» Provided records
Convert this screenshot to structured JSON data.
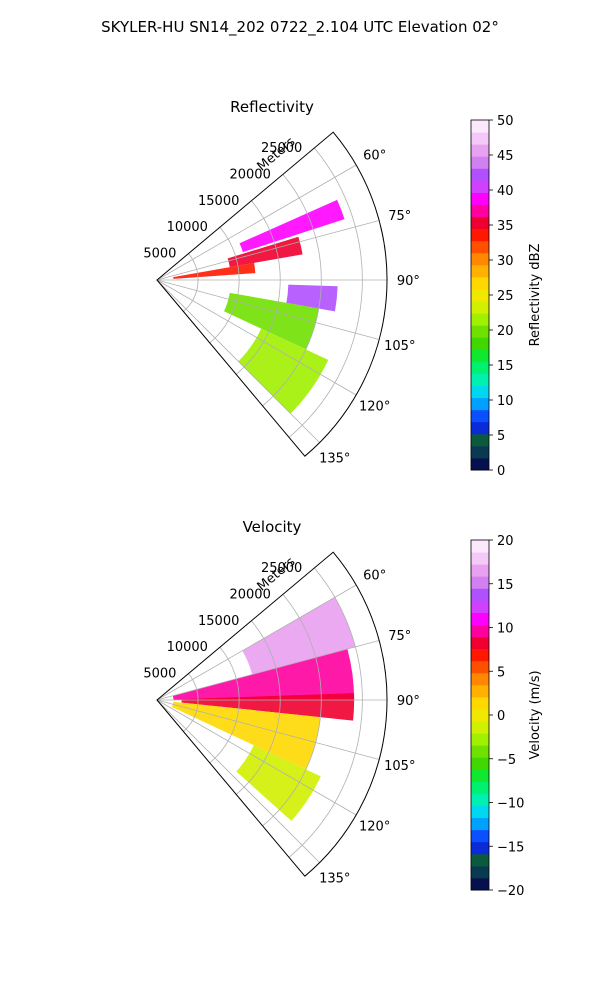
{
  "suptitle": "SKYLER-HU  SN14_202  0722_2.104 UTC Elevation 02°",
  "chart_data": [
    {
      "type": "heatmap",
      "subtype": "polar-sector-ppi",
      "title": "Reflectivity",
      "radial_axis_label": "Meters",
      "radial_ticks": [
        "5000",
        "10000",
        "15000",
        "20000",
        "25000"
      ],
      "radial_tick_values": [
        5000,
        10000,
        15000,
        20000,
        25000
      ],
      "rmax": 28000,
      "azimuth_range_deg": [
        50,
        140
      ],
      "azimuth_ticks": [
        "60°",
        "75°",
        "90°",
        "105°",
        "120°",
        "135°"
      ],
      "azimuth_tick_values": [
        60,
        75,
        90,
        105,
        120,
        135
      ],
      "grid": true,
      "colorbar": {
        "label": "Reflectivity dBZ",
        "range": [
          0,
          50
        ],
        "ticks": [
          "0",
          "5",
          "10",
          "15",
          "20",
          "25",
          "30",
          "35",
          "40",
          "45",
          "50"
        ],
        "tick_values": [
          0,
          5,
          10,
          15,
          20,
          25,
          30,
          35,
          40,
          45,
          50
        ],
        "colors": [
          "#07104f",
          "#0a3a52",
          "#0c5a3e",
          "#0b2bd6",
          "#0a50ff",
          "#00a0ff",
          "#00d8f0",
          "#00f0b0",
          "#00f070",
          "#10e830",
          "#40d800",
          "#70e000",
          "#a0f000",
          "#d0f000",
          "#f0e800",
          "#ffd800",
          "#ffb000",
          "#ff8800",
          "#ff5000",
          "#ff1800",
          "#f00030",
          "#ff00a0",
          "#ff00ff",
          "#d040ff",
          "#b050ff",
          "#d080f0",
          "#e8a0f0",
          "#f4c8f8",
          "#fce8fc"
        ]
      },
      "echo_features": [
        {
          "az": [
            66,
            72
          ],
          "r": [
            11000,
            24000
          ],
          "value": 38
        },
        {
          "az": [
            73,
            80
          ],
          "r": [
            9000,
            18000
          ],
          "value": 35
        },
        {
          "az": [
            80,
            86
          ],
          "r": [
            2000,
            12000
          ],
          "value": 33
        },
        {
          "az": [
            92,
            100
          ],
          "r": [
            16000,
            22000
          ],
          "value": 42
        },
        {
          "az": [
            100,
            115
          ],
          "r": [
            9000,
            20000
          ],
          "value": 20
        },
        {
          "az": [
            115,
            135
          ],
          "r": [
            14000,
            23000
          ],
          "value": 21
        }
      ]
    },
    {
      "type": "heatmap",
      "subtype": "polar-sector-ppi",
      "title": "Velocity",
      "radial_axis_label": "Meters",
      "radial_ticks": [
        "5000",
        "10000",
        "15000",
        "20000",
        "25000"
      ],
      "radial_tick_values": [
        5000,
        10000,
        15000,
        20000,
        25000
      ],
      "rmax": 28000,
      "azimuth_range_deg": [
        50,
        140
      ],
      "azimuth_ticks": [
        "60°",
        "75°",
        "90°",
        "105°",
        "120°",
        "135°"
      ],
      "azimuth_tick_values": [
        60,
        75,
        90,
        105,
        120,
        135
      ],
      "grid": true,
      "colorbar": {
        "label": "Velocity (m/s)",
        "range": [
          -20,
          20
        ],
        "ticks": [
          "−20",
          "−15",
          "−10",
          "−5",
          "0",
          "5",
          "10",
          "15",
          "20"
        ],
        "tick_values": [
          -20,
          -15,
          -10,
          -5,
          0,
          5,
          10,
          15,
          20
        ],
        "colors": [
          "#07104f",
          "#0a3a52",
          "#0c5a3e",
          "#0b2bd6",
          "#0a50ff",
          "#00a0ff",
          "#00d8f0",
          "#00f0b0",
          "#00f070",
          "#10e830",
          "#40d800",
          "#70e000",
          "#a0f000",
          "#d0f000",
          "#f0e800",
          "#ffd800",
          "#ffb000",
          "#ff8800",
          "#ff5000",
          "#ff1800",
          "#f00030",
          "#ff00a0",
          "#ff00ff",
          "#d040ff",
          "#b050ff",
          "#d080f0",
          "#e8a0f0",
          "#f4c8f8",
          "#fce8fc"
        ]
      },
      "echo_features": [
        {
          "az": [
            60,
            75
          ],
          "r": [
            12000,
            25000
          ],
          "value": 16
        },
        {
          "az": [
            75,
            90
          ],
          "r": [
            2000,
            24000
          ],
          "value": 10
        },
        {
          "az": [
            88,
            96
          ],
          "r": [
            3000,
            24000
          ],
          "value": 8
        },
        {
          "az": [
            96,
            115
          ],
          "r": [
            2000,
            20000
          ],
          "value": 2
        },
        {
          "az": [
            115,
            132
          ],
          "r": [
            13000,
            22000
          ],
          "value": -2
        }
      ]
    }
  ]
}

» What the task requires
Every record above should be transcribed exactly; the pictures stay out of the copy.

» Response to the exercise
Convert this screenshot to structured JSON data.
{
  "suptitle": "SKYLER-HU  SN14_202  0722_2.104 UTC Elevation 02°",
  "chart_data": [
    {
      "type": "heatmap",
      "subtype": "polar-sector-ppi",
      "title": "Reflectivity",
      "radial_axis_label": "Meters",
      "radial_ticks": [
        "5000",
        "10000",
        "15000",
        "20000",
        "25000"
      ],
      "radial_tick_values": [
        5000,
        10000,
        15000,
        20000,
        25000
      ],
      "rmax": 28000,
      "azimuth_range_deg": [
        50,
        140
      ],
      "azimuth_ticks": [
        "60°",
        "75°",
        "90°",
        "105°",
        "120°",
        "135°"
      ],
      "azimuth_tick_values": [
        60,
        75,
        90,
        105,
        120,
        135
      ],
      "grid": true,
      "colorbar": {
        "label": "Reflectivity dBZ",
        "range": [
          0,
          50
        ],
        "ticks": [
          "0",
          "5",
          "10",
          "15",
          "20",
          "25",
          "30",
          "35",
          "40",
          "45",
          "50"
        ],
        "tick_values": [
          0,
          5,
          10,
          15,
          20,
          25,
          30,
          35,
          40,
          45,
          50
        ],
        "colors": [
          "#07104f",
          "#0a3a52",
          "#0c5a3e",
          "#0b2bd6",
          "#0a50ff",
          "#00a0ff",
          "#00d8f0",
          "#00f0b0",
          "#00f070",
          "#10e830",
          "#40d800",
          "#70e000",
          "#a0f000",
          "#d0f000",
          "#f0e800",
          "#ffd800",
          "#ffb000",
          "#ff8800",
          "#ff5000",
          "#ff1800",
          "#f00030",
          "#ff00a0",
          "#ff00ff",
          "#d040ff",
          "#b050ff",
          "#d080f0",
          "#e8a0f0",
          "#f4c8f8",
          "#fce8fc"
        ]
      },
      "echo_features": [
        {
          "az": [
            66,
            72
          ],
          "r": [
            11000,
            24000
          ],
          "value": 38
        },
        {
          "az": [
            73,
            80
          ],
          "r": [
            9000,
            18000
          ],
          "value": 35
        },
        {
          "az": [
            80,
            86
          ],
          "r": [
            2000,
            12000
          ],
          "value": 33
        },
        {
          "az": [
            92,
            100
          ],
          "r": [
            16000,
            22000
          ],
          "value": 42
        },
        {
          "az": [
            100,
            115
          ],
          "r": [
            9000,
            20000
          ],
          "value": 20
        },
        {
          "az": [
            115,
            135
          ],
          "r": [
            14000,
            23000
          ],
          "value": 21
        }
      ]
    },
    {
      "type": "heatmap",
      "subtype": "polar-sector-ppi",
      "title": "Velocity",
      "radial_axis_label": "Meters",
      "radial_ticks": [
        "5000",
        "10000",
        "15000",
        "20000",
        "25000"
      ],
      "radial_tick_values": [
        5000,
        10000,
        15000,
        20000,
        25000
      ],
      "rmax": 28000,
      "azimuth_range_deg": [
        50,
        140
      ],
      "azimuth_ticks": [
        "60°",
        "75°",
        "90°",
        "105°",
        "120°",
        "135°"
      ],
      "azimuth_tick_values": [
        60,
        75,
        90,
        105,
        120,
        135
      ],
      "grid": true,
      "colorbar": {
        "label": "Velocity (m/s)",
        "range": [
          -20,
          20
        ],
        "ticks": [
          "−20",
          "−15",
          "−10",
          "−5",
          "0",
          "5",
          "10",
          "15",
          "20"
        ],
        "tick_values": [
          -20,
          -15,
          -10,
          -5,
          0,
          5,
          10,
          15,
          20
        ],
        "colors": [
          "#07104f",
          "#0a3a52",
          "#0c5a3e",
          "#0b2bd6",
          "#0a50ff",
          "#00a0ff",
          "#00d8f0",
          "#00f0b0",
          "#00f070",
          "#10e830",
          "#40d800",
          "#70e000",
          "#a0f000",
          "#d0f000",
          "#f0e800",
          "#ffd800",
          "#ffb000",
          "#ff8800",
          "#ff5000",
          "#ff1800",
          "#f00030",
          "#ff00a0",
          "#ff00ff",
          "#d040ff",
          "#b050ff",
          "#d080f0",
          "#e8a0f0",
          "#f4c8f8",
          "#fce8fc"
        ]
      },
      "echo_features": [
        {
          "az": [
            60,
            75
          ],
          "r": [
            12000,
            25000
          ],
          "value": 16
        },
        {
          "az": [
            75,
            90
          ],
          "r": [
            2000,
            24000
          ],
          "value": 10
        },
        {
          "az": [
            88,
            96
          ],
          "r": [
            3000,
            24000
          ],
          "value": 8
        },
        {
          "az": [
            96,
            115
          ],
          "r": [
            2000,
            20000
          ],
          "value": 2
        },
        {
          "az": [
            115,
            132
          ],
          "r": [
            13000,
            22000
          ],
          "value": -2
        }
      ]
    }
  ]
}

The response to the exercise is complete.